### Requirement
In the data below, find each line containing the string "Total" and return it.

### Entries from a dataset
□ □ □ □
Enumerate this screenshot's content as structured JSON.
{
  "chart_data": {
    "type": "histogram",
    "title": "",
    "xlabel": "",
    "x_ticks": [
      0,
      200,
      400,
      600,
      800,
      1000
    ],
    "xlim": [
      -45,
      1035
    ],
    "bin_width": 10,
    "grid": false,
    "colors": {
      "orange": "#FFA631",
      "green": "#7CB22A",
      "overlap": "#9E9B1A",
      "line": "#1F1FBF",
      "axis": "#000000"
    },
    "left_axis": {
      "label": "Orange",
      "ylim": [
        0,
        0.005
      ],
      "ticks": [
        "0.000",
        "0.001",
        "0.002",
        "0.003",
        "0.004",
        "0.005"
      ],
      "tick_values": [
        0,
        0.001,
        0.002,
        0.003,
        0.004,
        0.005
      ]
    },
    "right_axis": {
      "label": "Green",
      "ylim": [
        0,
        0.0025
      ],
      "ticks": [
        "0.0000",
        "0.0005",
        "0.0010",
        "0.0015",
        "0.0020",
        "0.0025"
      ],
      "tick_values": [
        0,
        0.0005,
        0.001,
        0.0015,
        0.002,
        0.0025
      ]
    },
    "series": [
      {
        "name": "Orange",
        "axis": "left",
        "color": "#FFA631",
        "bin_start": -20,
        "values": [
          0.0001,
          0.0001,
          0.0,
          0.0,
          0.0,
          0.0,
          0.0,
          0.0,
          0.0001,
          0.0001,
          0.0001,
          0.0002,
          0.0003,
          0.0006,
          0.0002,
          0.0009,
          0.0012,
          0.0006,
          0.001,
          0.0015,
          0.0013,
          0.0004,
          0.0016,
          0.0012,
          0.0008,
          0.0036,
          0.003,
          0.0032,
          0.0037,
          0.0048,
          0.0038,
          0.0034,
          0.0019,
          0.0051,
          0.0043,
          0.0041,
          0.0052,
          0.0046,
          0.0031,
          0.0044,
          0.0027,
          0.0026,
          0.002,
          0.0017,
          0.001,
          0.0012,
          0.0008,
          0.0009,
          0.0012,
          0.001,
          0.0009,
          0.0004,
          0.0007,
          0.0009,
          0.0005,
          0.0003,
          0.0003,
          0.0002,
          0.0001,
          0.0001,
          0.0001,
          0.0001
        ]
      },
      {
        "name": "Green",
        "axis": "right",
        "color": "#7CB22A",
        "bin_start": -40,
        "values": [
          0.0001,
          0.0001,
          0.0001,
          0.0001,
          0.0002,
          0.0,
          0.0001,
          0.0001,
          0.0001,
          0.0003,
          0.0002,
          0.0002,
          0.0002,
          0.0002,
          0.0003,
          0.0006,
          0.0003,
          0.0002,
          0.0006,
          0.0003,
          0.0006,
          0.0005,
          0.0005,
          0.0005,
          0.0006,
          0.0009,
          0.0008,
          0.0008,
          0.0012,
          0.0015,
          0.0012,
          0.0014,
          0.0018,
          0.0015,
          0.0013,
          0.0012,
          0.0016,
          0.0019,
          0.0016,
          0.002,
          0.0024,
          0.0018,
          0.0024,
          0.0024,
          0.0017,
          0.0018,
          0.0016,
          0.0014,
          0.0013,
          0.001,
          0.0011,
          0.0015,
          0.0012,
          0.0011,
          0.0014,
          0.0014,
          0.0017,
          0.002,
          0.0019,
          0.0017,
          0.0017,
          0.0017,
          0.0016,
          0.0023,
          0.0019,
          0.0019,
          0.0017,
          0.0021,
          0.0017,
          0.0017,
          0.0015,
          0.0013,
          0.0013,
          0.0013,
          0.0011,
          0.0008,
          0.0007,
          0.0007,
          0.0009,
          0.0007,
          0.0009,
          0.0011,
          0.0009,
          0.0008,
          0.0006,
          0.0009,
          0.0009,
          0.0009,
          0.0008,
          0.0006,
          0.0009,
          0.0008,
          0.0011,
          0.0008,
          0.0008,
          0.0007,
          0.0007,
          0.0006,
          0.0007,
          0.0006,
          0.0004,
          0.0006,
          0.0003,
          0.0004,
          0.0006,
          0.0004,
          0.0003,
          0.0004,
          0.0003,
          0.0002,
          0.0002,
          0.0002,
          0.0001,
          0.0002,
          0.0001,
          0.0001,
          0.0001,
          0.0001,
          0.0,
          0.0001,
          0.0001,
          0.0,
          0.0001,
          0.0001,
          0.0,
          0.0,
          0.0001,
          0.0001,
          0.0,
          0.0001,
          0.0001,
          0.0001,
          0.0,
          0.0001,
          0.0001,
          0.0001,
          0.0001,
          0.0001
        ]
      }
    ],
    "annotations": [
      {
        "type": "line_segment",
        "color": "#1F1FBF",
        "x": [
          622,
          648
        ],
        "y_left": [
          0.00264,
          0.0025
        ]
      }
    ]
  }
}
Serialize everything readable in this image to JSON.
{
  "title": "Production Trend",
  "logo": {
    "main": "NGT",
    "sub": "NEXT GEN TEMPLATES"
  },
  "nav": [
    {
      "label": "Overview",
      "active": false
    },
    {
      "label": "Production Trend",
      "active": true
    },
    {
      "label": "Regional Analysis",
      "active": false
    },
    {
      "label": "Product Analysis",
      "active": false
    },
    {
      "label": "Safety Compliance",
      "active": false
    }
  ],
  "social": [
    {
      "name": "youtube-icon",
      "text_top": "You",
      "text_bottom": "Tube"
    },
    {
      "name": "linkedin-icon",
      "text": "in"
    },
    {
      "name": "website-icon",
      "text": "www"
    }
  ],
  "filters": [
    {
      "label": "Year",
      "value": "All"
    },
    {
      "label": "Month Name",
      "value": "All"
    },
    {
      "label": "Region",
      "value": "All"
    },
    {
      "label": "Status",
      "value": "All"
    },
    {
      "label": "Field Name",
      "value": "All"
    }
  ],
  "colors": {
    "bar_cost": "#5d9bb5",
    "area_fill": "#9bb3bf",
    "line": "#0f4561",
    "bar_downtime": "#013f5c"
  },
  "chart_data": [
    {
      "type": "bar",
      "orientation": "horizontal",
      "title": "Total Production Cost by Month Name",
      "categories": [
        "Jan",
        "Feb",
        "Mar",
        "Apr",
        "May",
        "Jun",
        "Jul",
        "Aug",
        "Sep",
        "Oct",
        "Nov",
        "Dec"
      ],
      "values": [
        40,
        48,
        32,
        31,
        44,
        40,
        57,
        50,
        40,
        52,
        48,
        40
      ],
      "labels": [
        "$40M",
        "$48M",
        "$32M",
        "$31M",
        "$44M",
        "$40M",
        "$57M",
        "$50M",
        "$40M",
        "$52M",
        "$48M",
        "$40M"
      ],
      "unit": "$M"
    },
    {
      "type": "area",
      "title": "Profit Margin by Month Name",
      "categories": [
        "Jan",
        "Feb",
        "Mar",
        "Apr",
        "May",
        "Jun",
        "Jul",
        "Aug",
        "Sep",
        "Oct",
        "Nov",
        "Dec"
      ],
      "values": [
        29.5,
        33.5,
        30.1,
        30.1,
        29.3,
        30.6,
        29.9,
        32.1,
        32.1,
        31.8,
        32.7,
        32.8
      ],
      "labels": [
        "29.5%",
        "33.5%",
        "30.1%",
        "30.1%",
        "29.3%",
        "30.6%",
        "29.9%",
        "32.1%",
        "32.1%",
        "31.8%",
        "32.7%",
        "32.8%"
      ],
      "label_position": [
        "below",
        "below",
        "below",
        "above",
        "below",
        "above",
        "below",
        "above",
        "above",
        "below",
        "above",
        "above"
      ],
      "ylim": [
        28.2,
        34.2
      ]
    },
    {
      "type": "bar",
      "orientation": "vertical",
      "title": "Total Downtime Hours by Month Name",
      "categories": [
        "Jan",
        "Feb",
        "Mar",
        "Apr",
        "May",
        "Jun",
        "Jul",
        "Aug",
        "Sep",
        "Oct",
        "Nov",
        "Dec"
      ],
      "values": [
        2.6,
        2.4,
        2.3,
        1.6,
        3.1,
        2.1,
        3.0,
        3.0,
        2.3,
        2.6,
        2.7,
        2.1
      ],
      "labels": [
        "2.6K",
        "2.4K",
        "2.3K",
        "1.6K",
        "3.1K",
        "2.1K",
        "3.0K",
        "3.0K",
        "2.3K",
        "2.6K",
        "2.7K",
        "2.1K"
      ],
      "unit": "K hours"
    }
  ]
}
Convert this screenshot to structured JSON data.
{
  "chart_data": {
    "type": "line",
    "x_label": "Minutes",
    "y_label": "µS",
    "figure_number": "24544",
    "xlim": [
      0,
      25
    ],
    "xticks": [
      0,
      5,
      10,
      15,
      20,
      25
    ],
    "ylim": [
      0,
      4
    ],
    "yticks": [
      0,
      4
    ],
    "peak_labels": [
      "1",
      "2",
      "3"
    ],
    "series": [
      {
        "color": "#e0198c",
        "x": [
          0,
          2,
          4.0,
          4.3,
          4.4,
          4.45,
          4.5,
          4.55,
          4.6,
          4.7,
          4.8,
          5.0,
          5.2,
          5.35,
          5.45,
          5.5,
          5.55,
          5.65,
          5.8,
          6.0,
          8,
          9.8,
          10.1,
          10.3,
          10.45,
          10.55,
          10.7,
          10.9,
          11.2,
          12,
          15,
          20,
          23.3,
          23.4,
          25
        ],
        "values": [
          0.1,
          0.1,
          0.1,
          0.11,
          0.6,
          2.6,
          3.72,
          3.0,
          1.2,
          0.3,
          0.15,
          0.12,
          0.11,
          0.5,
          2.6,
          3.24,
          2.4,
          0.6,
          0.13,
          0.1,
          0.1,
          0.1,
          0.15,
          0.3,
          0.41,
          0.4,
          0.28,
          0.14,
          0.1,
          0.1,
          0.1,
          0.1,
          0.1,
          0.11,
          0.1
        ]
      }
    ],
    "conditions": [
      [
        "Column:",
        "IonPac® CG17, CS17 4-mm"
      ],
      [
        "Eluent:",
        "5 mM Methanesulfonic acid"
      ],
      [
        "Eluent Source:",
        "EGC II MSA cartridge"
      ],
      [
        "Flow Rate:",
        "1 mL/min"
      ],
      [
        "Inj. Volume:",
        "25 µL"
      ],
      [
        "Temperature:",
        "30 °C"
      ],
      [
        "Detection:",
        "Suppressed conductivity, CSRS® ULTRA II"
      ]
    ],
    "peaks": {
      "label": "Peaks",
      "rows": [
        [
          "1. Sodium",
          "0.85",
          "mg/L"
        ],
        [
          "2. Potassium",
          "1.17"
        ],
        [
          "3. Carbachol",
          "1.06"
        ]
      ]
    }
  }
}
□ □ □ □
### Task solution
      "title": "Total Production Cost by Month Name",
      "title": "Total Downtime Hours by Month Name",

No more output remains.